### The problem
Write the records out again, precisely as they stand.

— begin Task material —

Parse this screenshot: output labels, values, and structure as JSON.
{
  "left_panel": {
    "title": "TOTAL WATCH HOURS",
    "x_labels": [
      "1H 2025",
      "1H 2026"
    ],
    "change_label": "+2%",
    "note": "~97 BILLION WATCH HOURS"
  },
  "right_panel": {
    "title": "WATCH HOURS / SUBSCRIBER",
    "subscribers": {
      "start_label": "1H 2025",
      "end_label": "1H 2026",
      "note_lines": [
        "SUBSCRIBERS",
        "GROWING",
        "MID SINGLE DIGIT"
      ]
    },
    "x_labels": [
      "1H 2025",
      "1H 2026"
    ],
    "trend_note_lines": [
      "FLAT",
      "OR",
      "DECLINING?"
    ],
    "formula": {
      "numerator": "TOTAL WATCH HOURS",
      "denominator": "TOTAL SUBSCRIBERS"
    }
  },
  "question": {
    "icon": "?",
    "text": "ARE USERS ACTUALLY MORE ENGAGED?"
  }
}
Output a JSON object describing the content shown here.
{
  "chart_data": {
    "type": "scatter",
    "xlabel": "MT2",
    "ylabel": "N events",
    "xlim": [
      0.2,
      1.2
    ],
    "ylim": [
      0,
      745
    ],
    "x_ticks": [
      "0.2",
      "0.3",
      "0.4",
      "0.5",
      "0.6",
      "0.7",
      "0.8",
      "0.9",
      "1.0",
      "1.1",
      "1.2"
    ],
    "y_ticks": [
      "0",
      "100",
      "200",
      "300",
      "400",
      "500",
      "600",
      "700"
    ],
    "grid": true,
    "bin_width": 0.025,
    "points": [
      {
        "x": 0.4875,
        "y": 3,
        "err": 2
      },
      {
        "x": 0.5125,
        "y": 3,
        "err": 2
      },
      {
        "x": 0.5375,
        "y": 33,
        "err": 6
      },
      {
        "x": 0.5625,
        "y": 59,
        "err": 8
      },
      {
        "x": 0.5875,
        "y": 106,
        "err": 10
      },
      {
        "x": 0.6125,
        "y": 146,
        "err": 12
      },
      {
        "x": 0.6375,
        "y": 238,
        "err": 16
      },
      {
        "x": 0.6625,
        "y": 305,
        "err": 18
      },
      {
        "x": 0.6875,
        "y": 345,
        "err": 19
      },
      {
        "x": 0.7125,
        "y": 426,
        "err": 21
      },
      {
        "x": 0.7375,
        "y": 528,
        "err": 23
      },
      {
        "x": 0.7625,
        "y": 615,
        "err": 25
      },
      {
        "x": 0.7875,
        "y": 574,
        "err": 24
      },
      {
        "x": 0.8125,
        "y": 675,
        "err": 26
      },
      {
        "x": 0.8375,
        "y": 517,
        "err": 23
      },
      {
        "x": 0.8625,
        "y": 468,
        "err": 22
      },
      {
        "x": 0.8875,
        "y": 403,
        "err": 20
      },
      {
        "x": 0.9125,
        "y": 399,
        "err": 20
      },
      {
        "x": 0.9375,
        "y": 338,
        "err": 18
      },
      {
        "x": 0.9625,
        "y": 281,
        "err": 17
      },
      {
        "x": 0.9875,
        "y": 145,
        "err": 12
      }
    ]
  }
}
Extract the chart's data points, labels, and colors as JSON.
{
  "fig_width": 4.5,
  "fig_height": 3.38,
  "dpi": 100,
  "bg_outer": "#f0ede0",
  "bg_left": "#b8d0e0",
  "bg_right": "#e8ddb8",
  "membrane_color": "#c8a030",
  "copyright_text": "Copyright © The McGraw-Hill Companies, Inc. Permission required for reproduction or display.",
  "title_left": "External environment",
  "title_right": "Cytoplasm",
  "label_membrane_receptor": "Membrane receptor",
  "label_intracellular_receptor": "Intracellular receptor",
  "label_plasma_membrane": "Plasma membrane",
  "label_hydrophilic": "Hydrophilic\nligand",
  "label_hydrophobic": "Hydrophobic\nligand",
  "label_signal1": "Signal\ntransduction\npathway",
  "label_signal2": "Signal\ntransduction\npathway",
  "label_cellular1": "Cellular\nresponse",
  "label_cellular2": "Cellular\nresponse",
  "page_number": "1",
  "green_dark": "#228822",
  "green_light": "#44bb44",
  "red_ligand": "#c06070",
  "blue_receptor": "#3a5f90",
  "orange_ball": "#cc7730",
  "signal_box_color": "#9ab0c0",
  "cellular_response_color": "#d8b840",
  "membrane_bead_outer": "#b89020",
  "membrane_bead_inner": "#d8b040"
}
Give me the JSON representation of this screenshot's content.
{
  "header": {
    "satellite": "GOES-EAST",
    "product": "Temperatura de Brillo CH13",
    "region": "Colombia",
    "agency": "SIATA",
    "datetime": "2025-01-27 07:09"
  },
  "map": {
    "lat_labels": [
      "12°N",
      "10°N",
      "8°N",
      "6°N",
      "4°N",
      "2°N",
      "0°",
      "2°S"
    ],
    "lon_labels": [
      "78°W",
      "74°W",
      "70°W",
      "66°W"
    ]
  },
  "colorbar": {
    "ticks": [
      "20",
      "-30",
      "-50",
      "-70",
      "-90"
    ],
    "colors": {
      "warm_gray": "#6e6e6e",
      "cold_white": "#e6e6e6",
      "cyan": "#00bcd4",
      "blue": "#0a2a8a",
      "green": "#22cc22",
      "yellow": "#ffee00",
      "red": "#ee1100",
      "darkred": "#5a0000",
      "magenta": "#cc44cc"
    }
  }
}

— end Task material —

### The output
Parse this screenshot: output labels, values, and structure as JSON.
{
  "left_panel": {
    "title": "TOTAL WATCH HOURS",
    "x_labels": [
      "1H 2025",
      "1H 2026"
    ],
    "change_label": "+2%",
    "note": "~97 BILLION WATCH HOURS"
  },
  "right_panel": {
    "title": "WATCH HOURS / SUBSCRIBER",
    "subscribers": {
      "start_label": "1H 2025",
      "end_label": "1H 2026",
      "note_lines": [
        "SUBSCRIBERS",
        "GROWING",
        "MID SINGLE DIGIT"
      ]
    },
    "x_labels": [
      "1H 2025",
      "1H 2026"
    ],
    "trend_note_lines": [
      "FLAT",
      "OR",
      "DECLINING?"
    ],
    "formula": {
      "numerator": "TOTAL WATCH HOURS",
      "denominator": "TOTAL SUBSCRIBERS"
    }
  },
  "question": {
    "icon": "?",
    "text": "ARE USERS ACTUALLY MORE ENGAGED?"
  }
}
Output a JSON object describing the content shown here.
{
  "chart_data": {
    "type": "scatter",
    "xlabel": "MT2",
    "ylabel": "N events",
    "xlim": [
      0.2,
      1.2
    ],
    "ylim": [
      0,
      745
    ],
    "x_ticks": [
      "0.2",
      "0.3",
      "0.4",
      "0.5",
      "0.6",
      "0.7",
      "0.8",
      "0.9",
      "1.0",
      "1.1",
      "1.2"
    ],
    "y_ticks": [
      "0",
      "100",
      "200",
      "300",
      "400",
      "500",
      "600",
      "700"
    ],
    "grid": true,
    "bin_width": 0.025,
    "points": [
      {
        "x": 0.4875,
        "y": 3,
        "err": 2
      },
      {
        "x": 0.5125,
        "y": 3,
        "err": 2
      },
      {
        "x": 0.5375,
        "y": 33,
        "err": 6
      },
      {
        "x": 0.5625,
        "y": 59,
        "err": 8
      },
      {
        "x": 0.5875,
        "y": 106,
        "err": 10
      },
      {
        "x": 0.6125,
        "y": 146,
        "err": 12
      },
      {
        "x": 0.6375,
        "y": 238,
        "err": 16
      },
      {
        "x": 0.6625,
        "y": 305,
        "err": 18
      },
      {
        "x": 0.6875,
        "y": 345,
        "err": 19
      },
      {
        "x": 0.7125,
        "y": 426,
        "err": 21
      },
      {
        "x": 0.7375,
        "y": 528,
        "err": 23
      },
      {
        "x": 0.7625,
        "y": 615,
        "err": 25
      },
      {
        "x": 0.7875,
        "y": 574,
        "err": 24
      },
      {
        "x": 0.8125,
        "y": 675,
        "err": 26
      },
      {
        "x": 0.8375,
        "y": 517,
        "err": 23
      },
      {
        "x": 0.8625,
        "y": 468,
        "err": 22
      },
      {
        "x": 0.8875,
        "y": 403,
        "err": 20
      },
      {
        "x": 0.9125,
        "y": 399,
        "err": 20
      },
      {
        "x": 0.9375,
        "y": 338,
        "err": 18
      },
      {
        "x": 0.9625,
        "y": 281,
        "err": 17
      },
      {
        "x": 0.9875,
        "y": 145,
        "err": 12
      }
    ]
  }
}
Extract the chart's data points, labels, and colors as JSON.
{
  "fig_width": 4.5,
  "fig_height": 3.38,
  "dpi": 100,
  "bg_outer": "#f0ede0",
  "bg_left": "#b8d0e0",
  "bg_right": "#e8ddb8",
  "membrane_color": "#c8a030",
  "copyright_text": "Copyright © The McGraw-Hill Companies, Inc. Permission required for reproduction or display.",
  "title_left": "External environment",
  "title_right": "Cytoplasm",
  "label_membrane_receptor": "Membrane receptor",
  "label_intracellular_receptor": "Intracellular receptor",
  "label_plasma_membrane": "Plasma membrane",
  "label_hydrophilic": "Hydrophilic\nligand",
  "label_hydrophobic": "Hydrophobic\nligand",
  "label_signal1": "Signal\ntransduction\npathway",
  "label_signal2": "Signal\ntransduction\npathway",
  "label_cellular1": "Cellular\nresponse",
  "label_cellular2": "Cellular\nresponse",
  "page_number": "1",
  "green_dark": "#228822",
  "green_light": "#44bb44",
  "red_ligand": "#c06070",
  "blue_receptor": "#3a5f90",
  "orange_ball": "#cc7730",
  "signal_box_color": "#9ab0c0",
  "cellular_response_color": "#d8b840",
  "membrane_bead_outer": "#b89020",
  "membrane_bead_inner": "#d8b040"
}
Give me the JSON representation of this screenshot's content.
{
  "header": {
    "satellite": "GOES-EAST",
    "product": "Temperatura de Brillo CH13",
    "region": "Colombia",
    "agency": "SIATA",
    "datetime": "2025-01-27 07:09"
  },
  "map": {
    "lat_labels": [
      "12°N",
      "10°N",
      "8°N",
      "6°N",
      "4°N",
      "2°N",
      "0°",
      "2°S"
    ],
    "lon_labels": [
      "78°W",
      "74°W",
      "70°W",
      "66°W"
    ]
  },
  "colorbar": {
    "ticks": [
      "20",
      "-30",
      "-50",
      "-70",
      "-90"
    ],
    "colors": {
      "warm_gray": "#6e6e6e",
      "cold_white": "#e6e6e6",
      "cyan": "#00bcd4",
      "blue": "#0a2a8a",
      "green": "#22cc22",
      "yellow": "#ffee00",
      "red": "#ee1100",
      "darkred": "#5a0000",
      "magenta": "#cc44cc"
    }
  }
}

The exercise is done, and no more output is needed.